### Written task:
Find each line that has the string "this" and give the total, with nothing else.

#####

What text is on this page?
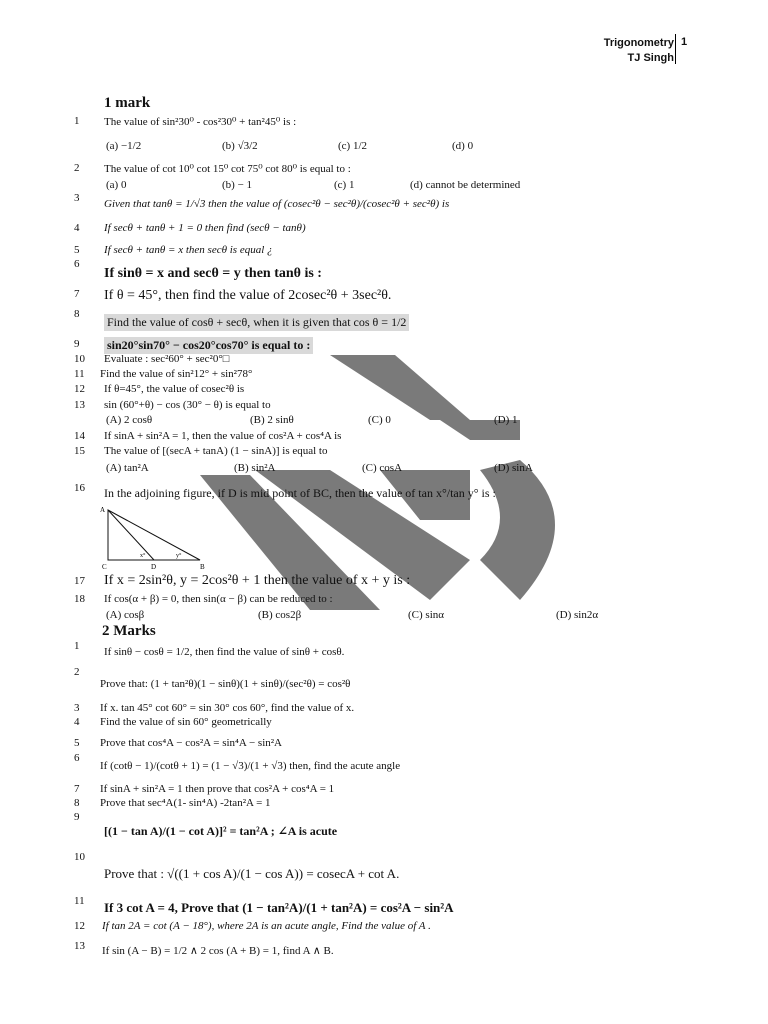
Trigonometry
TJ Singh
1
1 mark
1 The value of sin²30⁰ - cos²30⁰ + tan²45⁰ is :
(a) −1/2	(b) √3/2	(c) 1/2	(d) 0
2 The value of cot 10⁰ cot 15⁰ cot 75⁰ cot 80⁰ is equal to :
(a) 0	(b) − 1	(c) 1	(d) cannot be determined
3 Given that tanθ = 1/√3 then the value of (cosec²θ − sec²θ)/(cosec²θ + sec²θ) is
4 If secθ + tanθ + 1 = 0 then find (secθ − tanθ)
5 If secθ + tanθ = x then secθ is equal ¿
6
If sinθ = x and secθ = y then tanθ is :
7 If θ = 45°, then find the value of 2cosec²θ + 3sec²θ.
8
Find the value of cosθ + secθ, when it is given that cos θ = 1/2
9 sin20°sin70° − cos20°cos70° is equal to :
10 Evaluate : sec²60° + sec²0°□
11 Find the value of sin²12° + sin²78°
12 If θ=45°, the value of cosec²θ is
13 sin (60°+θ) − cos (30° − θ) is equal to
(A) 2 cosθ	(B) 2 sinθ	(C) 0	(D) 1
14 If sinA + sin²A = 1, then the value of cos²A + cos⁴A is
15 The value of [(secA + tanA) (1 − sinA)] is equal to
(A) tan²A	(B) sin²A	(C) cosA	(D) sinA
16 In the adjoining figure, if D is mid point of BC, then the value of tan x°/tan y° is :
A
C	D	B
x°	y°
17 If x = 2sin²θ, y = 2cos²θ + 1 then the value of x + y is :
18 If cos(α + β) = 0, then sin(α − β) can be reduced to :
(A) cosβ	(B) cos2β	(C) sinα	(D) sin2α
2 Marks
1 If sinθ − cosθ = 1/2, then find the value of sinθ + cosθ.
2
Prove that: (1 + tan²θ)(1 − sinθ)(1 + sinθ)/(sec²θ) = cos²θ
3 If x. tan 45° cot 60° = sin 30° cos 60°, find the value of x.
4 Find the value of sin 60° geometrically
5 Prove that cos⁴A − cos²A = sin⁴A − sin²A
6
If (cotθ − 1)/(cotθ + 1) = (1 − √3)/(1 + √3) then, find the acute angle
7 If sinA + sin²A = 1 then prove that cos²A + cos⁴A = 1
8 Prove that sec⁴A(1- sin⁴A) -2tan²A = 1
9
[(1 − tan A)/(1 − cot A)]² = tan²A ; ∠A is acute
10
Prove that : √((1 + cos A)/(1 − cos A)) = cosecA + cot A.
11 If 3 cot A = 4, Prove that (1 − tan²A)/(1 + tan²A) = cos²A − sin²A
12 If tan 2A = cot (A − 18°), where 2A is an acute angle, Find the value of A .
13 If sin (A − B) = 1/2 ∧ 2 cos (A + B) = 1, find A ∧ B.
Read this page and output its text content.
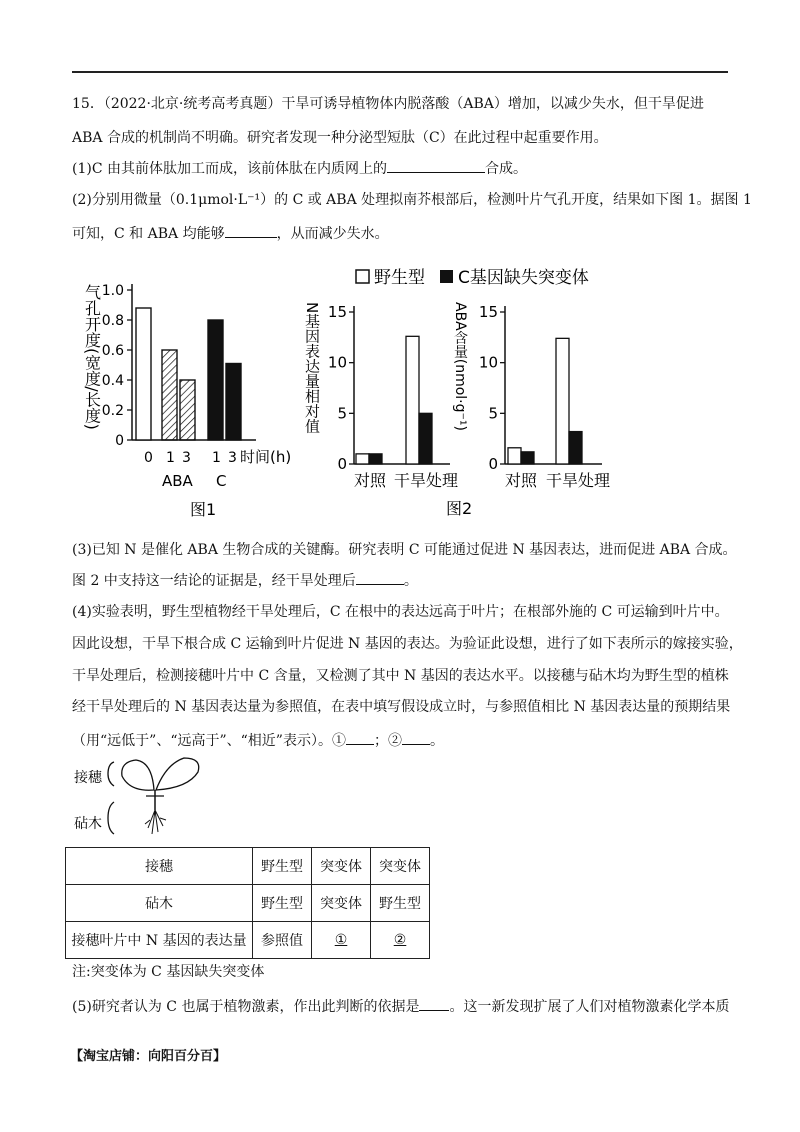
15．（2022·北京·统考高考真题）干旱可诱导植物体内脱落酸（ABA）增加，以减少失水，但干旱促进
ABA 合成的机制尚不明确。研究者发现一种分泌型短肽（C）在此过程中起重要作用。
(1)C 由其前体肽加工而成，该前体肽在内质网上的	合成。
(2)分别用微量（0.1μmol·L⁻¹）的 C 或 ABA 处理拟南芥根部后，检测叶片气孔开度，结果如下图 1。据图 1
可知，C 和 ABA 均能够	，从而减少失水。
气孔开度(宽度/长度) 1.0
0.8
0.6
0.4
0.2
0
0 1 3 1 3 时间(h)
ABA C
图1
野生型 C基因缺失突变体
N基因表达量相对值 15
10
5
0
对照 干旱处理
ABA含量(nmol·g⁻¹) 15
10
5
0
对照 干旱处理
图2
(3)已知 N 是催化 ABA 生物合成的关键酶。研究表明 C 可能通过促进 N 基因表达，进而促进 ABA 合成。
图 2 中支持这一结论的证据是，经干旱处理后	。
(4)实验表明，野生型植物经干旱处理后，C 在根中的表达远高于叶片；在根部外施的 C 可运输到叶片中。
因此设想，干旱下根合成 C 运输到叶片促进 N 基因的表达。为验证此设想，进行了如下表所示的嫁接实验，
干旱处理后，检测接穗叶片中 C 含量，又检测了其中 N 基因的表达水平。以接穗与砧木均为野生型的植株
经干旱处理后的 N 基因表达量为参照值，在表中填写假设成立时，与参照值相比 N 基因表达量的预期结果
（用“远低于”、“远高于”、“相近”表示）。① ；② 。
接穗
砧木
接穗	野生型	突变体	突变体
砧木	野生型	突变体	野生型
接穗叶片中 N 基因的表达量	参照值	①	②
注:突变体为 C 基因缺失突变体
(5)研究者认为 C 也属于植物激素，作出此判断的依据是 。这一新发现扩展了人们对植物激素化学本质
【淘宝店铺：向阳百分百】
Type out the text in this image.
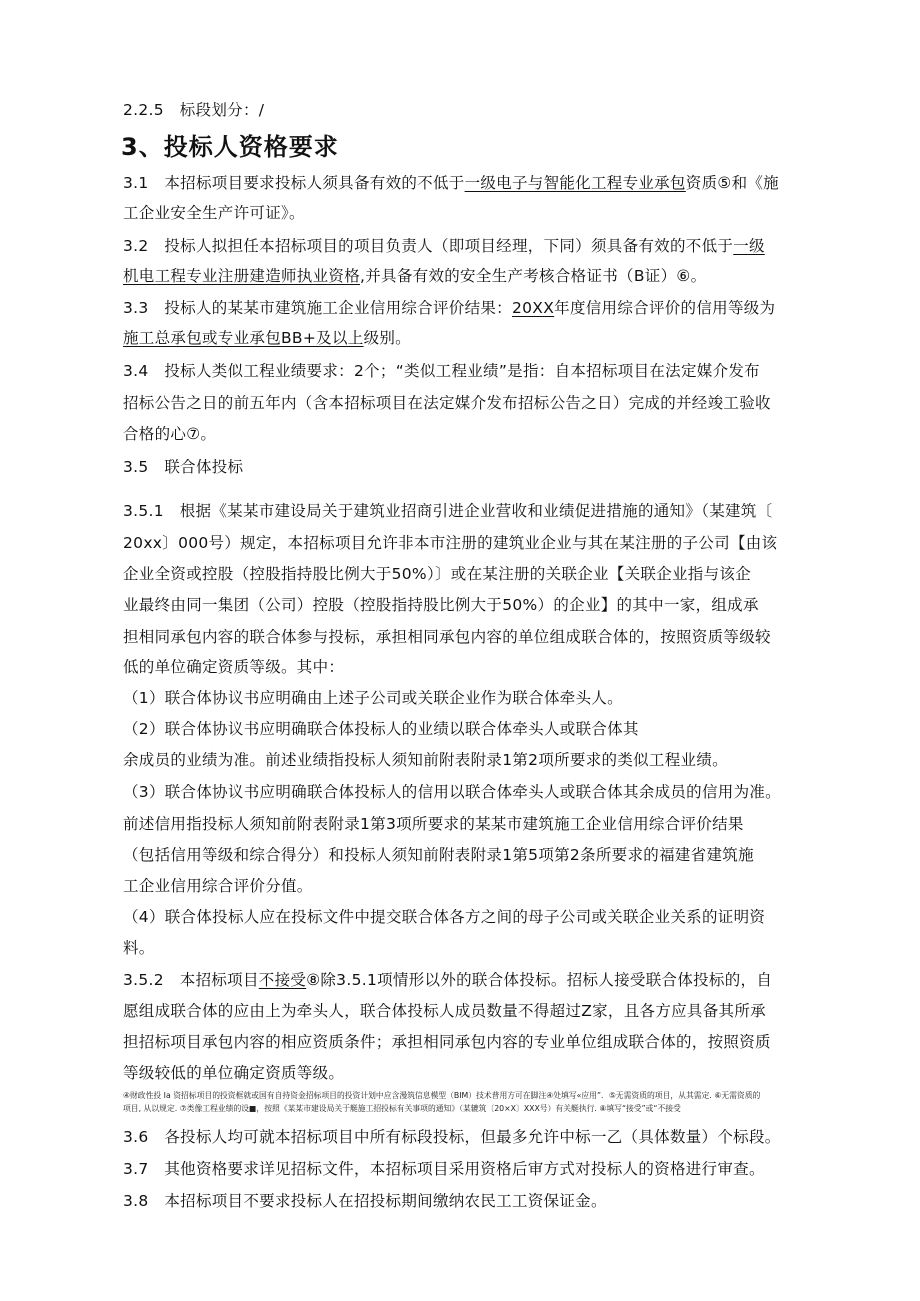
2.2.5　 标段划分：/
3、投标人资格要求
3.1　 本招标项目要求投标人须具备有效的不低于一级电子与智能化工程专业承包资质⑤和《施
工企业安全生产许可证》。
3.2　 投标人拟担任本招标项目的项目负责人（即项目经理，下同）须具备有效的不低于一级
机电工程专业注册建造师执业资格,并具备有效的安全生产考核合格证书（B证）⑥。
3.3　 投标人的某某市建筑施工企业信用综合评价结果：20XX年度信用综合评价的信用等级为
施工总承包或专业承包BB+及以上级别。
3.4　投标人类似工程业绩要求：2个；“类似工程业绩”是指：自本招标项目在法定媒介发布
招标公告之日的前五年内（含本招标项目在法定媒介发布招标公告之日）完成的并经竣工验收
合格的心⑦。
3.5　联合体投标
3.5.1　根据《某某市建设局关于建筑业招商引进企业营收和业绩促进措施的通知》（某建筑〔
20xx〕000号）规定，本招标项目允许非本市注册的建筑业企业与其在某注册的子公司【由该
企业全资或控股（控股指持股比例大于50%）〕或在某注册的关联企业【关联企业指与该企
业最终由同一集团（公司）控股（控股指持股比例大于50%）的企业】的其中一家，组成承
担相同承包内容的联合体参与投标，承担相同承包内容的单位组成联合体的，按照资质等级较
低的单位确定资质等级。其中：
（1）联合体协议书应明确由上述子公司或关联企业作为联合体牵头人。
（2）联合体协议书应明确联合体投标人的业绩以联合体牵头人或联合体其
余成员的业绩为准。前述业绩指投标人须知前附表附录1第2项所要求的类似工程业绩。
（3）联合体协议书应明确联合体投标人的信用以联合体牵头人或联合体其余成员的信用为准。
前述信用指投标人须知前附表附录1第3项所要求的某某市建筑施工企业信用综合评价结果
（包括信用等级和综合得分）和投标人须知前附表附录1第5项第2条所要求的福建省建筑施
工企业信用综合评价分值。
（4）联合体投标人应在投标文件中提交联合体各方之间的母子公司或关联企业关系的证明资
料。
3.5.2　 本招标项目不接受⑧除3.5.1项情形以外的联合体投标。招标人接受联合体投标的，自
愿组成联合体的应由上为牵头人，联合体投标人成员数量不得超过Z家，且各方应具备其所承
担招标项目承包内容的相应资质条件；承担相同承包内容的专业单位组成联合体的，按照资质
等级较低的单位确定资质等级。
④财政性投 Ia 资招标项目的投资框就或国有自持资金招标项目的投资计划中应含漫筑信息模型（BIM）技术普用方可在脚注④处填写«应用”．⑤无需资质的项目，从其需定. ⑥无需资质的
项目, 从以规定. ⑦类像工程业绩的设■，按照《某某市建设局关于艇施工招投标有关事项的通知》（某辘筑〔20×X〕XXX号）有关艇执行. ⑧填写“接受”或“不接受
3.6　各投标人均可就本招标项目中所有标段投标，但最多允许中标一乙（具体数量）个标段。
3.7　其他资格要求详见招标文件，本招标项目采用资格后审方式对投标人的资格进行审查。
3.8　本招标项目不要求投标人在招投标期间缴纳农民工工资保证金。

#####

### Solution:
3